----- DATA SHOWN -----

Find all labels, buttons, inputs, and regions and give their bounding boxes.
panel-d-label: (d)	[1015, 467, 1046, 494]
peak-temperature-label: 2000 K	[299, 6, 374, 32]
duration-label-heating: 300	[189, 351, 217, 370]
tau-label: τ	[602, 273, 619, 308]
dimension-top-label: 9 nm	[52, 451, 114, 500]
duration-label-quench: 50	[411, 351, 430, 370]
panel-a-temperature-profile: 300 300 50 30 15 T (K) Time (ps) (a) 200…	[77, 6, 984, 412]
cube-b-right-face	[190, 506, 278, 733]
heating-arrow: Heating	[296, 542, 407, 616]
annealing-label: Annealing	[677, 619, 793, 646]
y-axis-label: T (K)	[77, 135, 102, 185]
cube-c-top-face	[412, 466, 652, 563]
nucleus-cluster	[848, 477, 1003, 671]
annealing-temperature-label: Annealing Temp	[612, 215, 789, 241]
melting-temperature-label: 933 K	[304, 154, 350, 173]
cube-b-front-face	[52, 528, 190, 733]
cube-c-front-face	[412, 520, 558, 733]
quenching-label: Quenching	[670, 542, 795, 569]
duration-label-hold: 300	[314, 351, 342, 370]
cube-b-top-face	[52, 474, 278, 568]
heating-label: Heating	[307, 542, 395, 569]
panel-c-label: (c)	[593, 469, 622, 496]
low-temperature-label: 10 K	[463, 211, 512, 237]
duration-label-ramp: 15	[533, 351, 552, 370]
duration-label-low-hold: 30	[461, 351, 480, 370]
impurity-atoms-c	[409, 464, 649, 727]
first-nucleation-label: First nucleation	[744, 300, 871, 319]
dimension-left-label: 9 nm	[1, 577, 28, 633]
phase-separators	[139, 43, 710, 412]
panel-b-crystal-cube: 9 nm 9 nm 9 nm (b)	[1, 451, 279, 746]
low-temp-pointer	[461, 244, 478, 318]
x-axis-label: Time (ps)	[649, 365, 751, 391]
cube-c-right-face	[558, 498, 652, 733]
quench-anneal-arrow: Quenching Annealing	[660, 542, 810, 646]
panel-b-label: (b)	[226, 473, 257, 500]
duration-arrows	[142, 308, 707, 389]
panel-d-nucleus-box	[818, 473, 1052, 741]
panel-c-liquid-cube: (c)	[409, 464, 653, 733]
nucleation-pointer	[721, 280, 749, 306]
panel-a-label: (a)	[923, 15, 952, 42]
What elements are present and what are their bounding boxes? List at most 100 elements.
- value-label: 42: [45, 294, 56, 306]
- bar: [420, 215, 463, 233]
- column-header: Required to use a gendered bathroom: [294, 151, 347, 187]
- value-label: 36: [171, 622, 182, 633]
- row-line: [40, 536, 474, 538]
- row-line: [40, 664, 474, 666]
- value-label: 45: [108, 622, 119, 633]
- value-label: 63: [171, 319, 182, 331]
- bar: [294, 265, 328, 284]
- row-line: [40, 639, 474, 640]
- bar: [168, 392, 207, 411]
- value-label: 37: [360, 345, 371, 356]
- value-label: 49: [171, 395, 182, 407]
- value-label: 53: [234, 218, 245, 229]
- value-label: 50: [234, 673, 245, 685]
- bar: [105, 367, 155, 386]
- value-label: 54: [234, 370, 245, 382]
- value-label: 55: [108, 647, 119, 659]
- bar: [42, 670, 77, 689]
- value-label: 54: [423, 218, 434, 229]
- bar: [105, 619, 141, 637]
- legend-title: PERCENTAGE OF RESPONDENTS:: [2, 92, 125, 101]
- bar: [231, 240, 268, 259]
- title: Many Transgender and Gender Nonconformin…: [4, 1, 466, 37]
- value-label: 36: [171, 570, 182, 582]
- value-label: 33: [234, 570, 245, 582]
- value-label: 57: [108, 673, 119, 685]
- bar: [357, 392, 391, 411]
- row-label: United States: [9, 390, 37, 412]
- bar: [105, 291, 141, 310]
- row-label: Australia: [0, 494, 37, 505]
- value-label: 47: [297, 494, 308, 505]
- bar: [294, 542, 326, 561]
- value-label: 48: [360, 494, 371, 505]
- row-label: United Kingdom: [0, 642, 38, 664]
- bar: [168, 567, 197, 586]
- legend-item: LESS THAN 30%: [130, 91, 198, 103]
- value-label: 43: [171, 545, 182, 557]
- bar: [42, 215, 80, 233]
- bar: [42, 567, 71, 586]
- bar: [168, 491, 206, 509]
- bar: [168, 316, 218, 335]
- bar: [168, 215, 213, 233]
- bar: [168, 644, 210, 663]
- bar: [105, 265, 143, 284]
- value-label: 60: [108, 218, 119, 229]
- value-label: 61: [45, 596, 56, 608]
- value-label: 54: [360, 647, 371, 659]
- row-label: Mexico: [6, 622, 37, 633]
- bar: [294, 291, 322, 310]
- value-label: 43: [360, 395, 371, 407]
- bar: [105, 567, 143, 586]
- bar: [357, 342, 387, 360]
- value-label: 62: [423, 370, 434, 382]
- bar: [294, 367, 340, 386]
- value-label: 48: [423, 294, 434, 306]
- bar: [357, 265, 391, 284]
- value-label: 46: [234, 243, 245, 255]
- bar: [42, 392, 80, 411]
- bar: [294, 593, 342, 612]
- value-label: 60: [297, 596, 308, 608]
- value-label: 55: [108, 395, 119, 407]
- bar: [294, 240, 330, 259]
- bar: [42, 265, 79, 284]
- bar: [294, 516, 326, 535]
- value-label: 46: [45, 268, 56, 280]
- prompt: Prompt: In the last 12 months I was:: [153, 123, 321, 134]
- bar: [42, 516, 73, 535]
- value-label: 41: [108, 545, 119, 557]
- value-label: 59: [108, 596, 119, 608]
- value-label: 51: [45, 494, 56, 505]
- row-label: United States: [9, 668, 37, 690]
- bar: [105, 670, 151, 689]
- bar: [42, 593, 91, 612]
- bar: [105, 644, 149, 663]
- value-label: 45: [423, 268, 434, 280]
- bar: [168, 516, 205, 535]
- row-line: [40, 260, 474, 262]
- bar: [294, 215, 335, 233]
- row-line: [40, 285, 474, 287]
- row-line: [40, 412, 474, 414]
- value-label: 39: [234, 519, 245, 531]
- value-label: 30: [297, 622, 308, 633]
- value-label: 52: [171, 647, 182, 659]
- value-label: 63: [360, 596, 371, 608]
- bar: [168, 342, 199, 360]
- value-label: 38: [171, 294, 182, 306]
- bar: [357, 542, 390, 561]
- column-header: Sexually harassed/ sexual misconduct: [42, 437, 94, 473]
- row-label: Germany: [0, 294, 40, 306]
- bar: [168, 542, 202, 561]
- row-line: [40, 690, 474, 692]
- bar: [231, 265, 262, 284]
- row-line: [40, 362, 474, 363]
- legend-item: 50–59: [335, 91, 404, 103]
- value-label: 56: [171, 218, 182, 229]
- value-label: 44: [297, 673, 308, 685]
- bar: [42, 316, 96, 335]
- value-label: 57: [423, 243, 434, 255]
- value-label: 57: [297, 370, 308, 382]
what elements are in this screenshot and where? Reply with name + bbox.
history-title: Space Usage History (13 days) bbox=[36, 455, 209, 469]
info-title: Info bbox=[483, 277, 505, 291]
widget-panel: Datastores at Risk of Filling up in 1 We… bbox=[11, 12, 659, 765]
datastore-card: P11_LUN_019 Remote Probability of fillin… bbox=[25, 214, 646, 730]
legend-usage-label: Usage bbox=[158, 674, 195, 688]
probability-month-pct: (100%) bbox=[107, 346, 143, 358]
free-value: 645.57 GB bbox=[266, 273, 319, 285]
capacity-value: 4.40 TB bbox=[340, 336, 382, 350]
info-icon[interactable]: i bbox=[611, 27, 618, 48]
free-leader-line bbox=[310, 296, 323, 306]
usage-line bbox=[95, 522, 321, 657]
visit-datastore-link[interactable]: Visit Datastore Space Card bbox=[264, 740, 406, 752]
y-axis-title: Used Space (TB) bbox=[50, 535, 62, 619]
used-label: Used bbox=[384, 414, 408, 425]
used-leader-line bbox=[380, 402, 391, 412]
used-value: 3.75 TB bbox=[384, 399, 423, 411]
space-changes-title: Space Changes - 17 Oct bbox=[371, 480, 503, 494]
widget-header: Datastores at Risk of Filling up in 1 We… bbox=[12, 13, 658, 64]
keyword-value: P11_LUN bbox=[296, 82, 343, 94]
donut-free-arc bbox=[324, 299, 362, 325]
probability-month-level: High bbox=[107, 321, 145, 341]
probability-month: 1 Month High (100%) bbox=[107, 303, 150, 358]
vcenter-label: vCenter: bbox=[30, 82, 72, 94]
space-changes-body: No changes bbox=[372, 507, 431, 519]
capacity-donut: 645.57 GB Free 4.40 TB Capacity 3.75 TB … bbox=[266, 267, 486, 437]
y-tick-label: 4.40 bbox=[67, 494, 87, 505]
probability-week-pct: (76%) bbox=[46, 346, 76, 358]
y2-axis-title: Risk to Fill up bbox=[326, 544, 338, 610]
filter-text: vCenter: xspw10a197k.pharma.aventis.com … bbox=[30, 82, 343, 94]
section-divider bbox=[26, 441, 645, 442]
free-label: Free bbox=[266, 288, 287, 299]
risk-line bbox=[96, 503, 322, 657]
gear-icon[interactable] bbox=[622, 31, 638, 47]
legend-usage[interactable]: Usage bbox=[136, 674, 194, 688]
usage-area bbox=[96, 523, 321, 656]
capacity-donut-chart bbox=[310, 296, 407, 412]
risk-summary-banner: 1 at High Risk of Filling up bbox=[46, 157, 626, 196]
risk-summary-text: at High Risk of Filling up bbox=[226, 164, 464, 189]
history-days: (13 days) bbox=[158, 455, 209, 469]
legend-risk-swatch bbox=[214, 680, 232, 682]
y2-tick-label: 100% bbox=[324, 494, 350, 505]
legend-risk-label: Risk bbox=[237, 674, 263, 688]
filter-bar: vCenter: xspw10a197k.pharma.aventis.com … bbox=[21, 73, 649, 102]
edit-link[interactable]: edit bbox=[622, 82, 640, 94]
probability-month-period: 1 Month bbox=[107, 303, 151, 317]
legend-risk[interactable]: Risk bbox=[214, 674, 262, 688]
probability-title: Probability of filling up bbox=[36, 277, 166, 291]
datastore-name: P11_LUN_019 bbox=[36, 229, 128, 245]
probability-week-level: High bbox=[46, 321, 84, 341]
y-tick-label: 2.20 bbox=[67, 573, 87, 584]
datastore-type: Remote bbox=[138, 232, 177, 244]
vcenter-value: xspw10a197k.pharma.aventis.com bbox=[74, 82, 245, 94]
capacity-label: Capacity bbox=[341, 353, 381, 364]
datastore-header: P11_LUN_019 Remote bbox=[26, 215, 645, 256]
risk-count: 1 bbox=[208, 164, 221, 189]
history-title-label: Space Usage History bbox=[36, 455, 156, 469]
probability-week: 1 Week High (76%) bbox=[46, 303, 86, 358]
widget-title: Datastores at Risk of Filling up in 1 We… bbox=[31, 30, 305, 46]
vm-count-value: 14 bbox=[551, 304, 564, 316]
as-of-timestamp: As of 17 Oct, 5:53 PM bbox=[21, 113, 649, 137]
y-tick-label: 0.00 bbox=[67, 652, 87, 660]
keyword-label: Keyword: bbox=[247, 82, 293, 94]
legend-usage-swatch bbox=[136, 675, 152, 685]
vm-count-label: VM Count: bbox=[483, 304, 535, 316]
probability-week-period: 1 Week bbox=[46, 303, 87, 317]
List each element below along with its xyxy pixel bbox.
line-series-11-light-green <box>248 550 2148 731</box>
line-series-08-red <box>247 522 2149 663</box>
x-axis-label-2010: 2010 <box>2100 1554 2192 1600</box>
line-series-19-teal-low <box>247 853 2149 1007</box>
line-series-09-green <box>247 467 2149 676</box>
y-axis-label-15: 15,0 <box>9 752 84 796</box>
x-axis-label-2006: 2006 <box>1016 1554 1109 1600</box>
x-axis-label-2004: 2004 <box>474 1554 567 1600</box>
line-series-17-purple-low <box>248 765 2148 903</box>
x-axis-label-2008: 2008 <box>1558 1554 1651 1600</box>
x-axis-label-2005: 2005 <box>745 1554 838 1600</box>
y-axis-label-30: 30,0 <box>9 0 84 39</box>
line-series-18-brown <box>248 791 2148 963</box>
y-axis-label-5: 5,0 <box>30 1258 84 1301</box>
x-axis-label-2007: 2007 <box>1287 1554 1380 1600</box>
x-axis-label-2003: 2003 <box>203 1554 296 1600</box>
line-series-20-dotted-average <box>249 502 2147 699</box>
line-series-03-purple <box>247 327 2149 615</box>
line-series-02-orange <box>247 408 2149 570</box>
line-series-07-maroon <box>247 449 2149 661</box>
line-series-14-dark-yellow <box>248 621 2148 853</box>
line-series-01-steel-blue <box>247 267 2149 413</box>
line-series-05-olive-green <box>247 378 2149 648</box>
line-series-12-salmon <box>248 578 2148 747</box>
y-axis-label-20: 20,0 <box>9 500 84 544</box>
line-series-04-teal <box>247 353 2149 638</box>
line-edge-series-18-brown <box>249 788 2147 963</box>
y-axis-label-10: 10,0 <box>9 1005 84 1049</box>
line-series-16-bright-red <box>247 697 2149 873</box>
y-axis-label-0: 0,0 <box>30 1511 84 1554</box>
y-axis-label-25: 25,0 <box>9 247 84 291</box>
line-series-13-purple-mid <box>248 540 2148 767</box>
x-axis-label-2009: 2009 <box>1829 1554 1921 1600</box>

-----

■ **WORK TO DO**:
Starting at the top of the data, copy each line unchanged and stop after the line that contains "577, 28, 633]".

■ **CORRECT RESPONSE**:
Find all labels, buttons, inputs, and regions and give their bounding boxes.
panel-d-label: (d)	[1015, 467, 1046, 494]
peak-temperature-label: 2000 K	[299, 6, 374, 32]
duration-label-heating: 300	[189, 351, 217, 370]
tau-label: τ	[602, 273, 619, 308]
dimension-top-label: 9 nm	[52, 451, 114, 500]
duration-label-quench: 50	[411, 351, 430, 370]
panel-a-temperature-profile: 300 300 50 30 15 T (K) Time (ps) (a) 200…	[77, 6, 984, 412]
cube-b-right-face	[190, 506, 278, 733]
heating-arrow: Heating	[296, 542, 407, 616]
annealing-label: Annealing	[677, 619, 793, 646]
y-axis-label: T (K)	[77, 135, 102, 185]
cube-c-top-face	[412, 466, 652, 563]
nucleus-cluster	[848, 477, 1003, 671]
annealing-temperature-label: Annealing Temp	[612, 215, 789, 241]
melting-temperature-label: 933 K	[304, 154, 350, 173]
cube-b-front-face	[52, 528, 190, 733]
cube-c-front-face	[412, 520, 558, 733]
quenching-label: Quenching	[670, 542, 795, 569]
duration-label-hold: 300	[314, 351, 342, 370]
cube-b-top-face	[52, 474, 278, 568]
heating-label: Heating	[307, 542, 395, 569]
panel-c-label: (c)	[593, 469, 622, 496]
low-temperature-label: 10 K	[463, 211, 512, 237]
duration-label-ramp: 15	[533, 351, 552, 370]
duration-label-low-hold: 30	[461, 351, 480, 370]
impurity-atoms-c	[409, 464, 649, 727]
first-nucleation-label: First nucleation	[744, 300, 871, 319]
dimension-left-label: 9 nm	[1, 577, 28, 633]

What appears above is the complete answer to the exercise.